## Задание 1
Ответьте по исходному тексту на вопросы:
(a) С чьей речью в «Бэле» сравнивается описание бегущего Максима Максимыча?
(b) Какое слово противопоставлено слову «протянул»?
(c) Куда, по словам Печорина, он едет?
## Задание 2
Перепишите из исходного текста без изменений отрывок от слов «Прерывистое, учащенное дыхание» до слов «его родном языке.» включительно.

## Исходный текст
Спокойный, медлительный тон, которым Лермонтов повествует о Печорине, сменяется бешено быстрым, задыхающимся ритмом повествования о Максиме Максимыче: он бежал, «что было мочи... едва мог дышать; пот градом катился с лица его, мокрые клочки седых волос... приклеились ко лбу его; колена его дрожали... он хотел кинуться на шею Печорину...»

Прерывистое, учащенное дыхание бегущего взволнованного человека слышно в описании Максима Максимыча так же неоспоримо, как в «Бэле» мы слышали страстную речь Казбича на его родном языке.

И сразу же быстрый, бешеный темп сменяется медленным: «... он хотел кинуться на шею Печорину, но тот довольно холодно, хотя с приветливой улыбкой, протянул ему руку». Два длинных похожих слова: «довольно холодно» — и замедляющий речь оборот «хотя с приветливой улыбкой» — и снова длинное протяжное слово «протянул», так непохожее на быстрые слова, рисующие Максима Максимыча. Читатель на минуту останавливается, как и Максим Максимыч, натолкнувшись на медленное спокойствие Печорина, и сразу же снова торопится вместе с штабс-капитаном, который «на минуту остолбенел, но потом жадно схватил его руку обеими руками: он еще не мог говорить». «Протянул» — и «схватил»: какие разные слова, да еще «довольно холодно протянул» — и «жадно схватил»! Так в одной фразе раскрываются обе души: любящая, ждущая, открытая — и холодно-равнодушная, замкнутая.

Странный разговор происходит между Печориным и Максимом Максимычем. Если прочесть отдельно, подряд все реплики Печорина, вовсе не создастся впечатления, что Печорин холоден, неприветлив:

«— Как я рад, дорогой Максим Максимыч. Ну, как вы поживаете? — Еду в Персию — и дальше... — Мне пора, Максим Максимыч. — Скучал!— Да, помню! — Право, мне нечего рассказывать, дорогой Максим Максимыч... Однако прощайте, мне пора... я спешу... Благодарю, что не забыли... — Ну, полно, полно! ...неужели я не тот же?.. Что делать?., всякому своя дорога... Удастся ли еще встретиться — бог знает!..»

## Записи

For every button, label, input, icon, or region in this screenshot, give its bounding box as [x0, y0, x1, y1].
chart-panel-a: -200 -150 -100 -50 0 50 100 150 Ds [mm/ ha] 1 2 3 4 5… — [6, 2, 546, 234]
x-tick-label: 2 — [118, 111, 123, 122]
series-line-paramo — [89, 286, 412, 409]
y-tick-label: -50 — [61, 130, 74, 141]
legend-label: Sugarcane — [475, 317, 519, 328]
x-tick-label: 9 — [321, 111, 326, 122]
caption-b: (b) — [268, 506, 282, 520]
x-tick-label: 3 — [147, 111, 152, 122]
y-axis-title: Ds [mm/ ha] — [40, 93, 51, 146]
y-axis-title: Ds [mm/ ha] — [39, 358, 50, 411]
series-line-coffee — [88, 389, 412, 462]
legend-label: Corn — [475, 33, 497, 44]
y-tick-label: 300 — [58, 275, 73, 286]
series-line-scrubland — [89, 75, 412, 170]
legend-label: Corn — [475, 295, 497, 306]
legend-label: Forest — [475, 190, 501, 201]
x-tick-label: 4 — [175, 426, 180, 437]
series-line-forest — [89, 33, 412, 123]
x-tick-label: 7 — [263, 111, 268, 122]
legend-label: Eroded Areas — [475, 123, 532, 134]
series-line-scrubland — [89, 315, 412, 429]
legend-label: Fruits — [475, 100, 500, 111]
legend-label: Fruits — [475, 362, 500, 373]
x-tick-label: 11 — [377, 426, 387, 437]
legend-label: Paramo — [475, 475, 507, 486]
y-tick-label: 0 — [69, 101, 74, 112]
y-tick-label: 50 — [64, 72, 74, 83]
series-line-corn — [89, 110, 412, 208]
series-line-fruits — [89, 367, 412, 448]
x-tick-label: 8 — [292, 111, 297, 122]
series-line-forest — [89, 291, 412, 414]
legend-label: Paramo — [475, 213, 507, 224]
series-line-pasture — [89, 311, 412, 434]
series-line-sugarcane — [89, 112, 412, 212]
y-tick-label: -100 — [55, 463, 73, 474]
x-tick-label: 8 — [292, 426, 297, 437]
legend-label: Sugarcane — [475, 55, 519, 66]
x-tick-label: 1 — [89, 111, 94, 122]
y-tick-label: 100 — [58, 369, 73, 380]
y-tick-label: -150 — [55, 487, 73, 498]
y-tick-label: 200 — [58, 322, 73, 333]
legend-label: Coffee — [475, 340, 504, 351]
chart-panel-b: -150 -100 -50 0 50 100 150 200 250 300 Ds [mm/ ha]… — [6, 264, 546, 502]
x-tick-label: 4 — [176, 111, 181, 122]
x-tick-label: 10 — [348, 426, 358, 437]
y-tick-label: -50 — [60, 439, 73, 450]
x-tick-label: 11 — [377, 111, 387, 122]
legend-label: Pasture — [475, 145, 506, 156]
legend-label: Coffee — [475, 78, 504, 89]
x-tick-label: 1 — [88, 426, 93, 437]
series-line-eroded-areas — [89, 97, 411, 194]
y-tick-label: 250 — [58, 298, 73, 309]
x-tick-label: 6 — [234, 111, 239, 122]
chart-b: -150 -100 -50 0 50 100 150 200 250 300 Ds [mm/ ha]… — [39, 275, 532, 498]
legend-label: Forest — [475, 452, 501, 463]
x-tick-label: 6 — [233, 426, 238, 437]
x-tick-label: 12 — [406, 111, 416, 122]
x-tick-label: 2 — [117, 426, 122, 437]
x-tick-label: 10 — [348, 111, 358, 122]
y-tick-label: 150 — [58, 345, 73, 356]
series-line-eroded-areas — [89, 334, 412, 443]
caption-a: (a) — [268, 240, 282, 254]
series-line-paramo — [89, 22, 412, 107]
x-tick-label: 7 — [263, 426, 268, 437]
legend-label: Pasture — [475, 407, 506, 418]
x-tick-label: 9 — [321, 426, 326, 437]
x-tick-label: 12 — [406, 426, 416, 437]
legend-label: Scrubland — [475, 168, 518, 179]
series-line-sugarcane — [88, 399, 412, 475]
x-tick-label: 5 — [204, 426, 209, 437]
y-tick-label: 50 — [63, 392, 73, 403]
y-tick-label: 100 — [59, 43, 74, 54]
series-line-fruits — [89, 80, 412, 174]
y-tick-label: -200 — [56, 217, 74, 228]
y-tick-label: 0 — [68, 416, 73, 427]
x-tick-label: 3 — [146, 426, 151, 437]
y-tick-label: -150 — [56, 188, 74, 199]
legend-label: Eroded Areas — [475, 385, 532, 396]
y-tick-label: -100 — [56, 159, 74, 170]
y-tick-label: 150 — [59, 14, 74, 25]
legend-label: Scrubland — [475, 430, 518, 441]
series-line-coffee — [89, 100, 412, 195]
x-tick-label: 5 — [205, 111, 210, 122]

## Решение 1
(a) С речью Казбича на его родном языке.
(b) «Схватил».
(c) В Персию и дальше.

## Решение 2
Прерывистое, учащенное дыхание бегущего взволнованного человека слышно в описании Максима Максимыча так же неоспоримо, как в «Бэле» мы слышали страстную речь Казбича на его родном языке.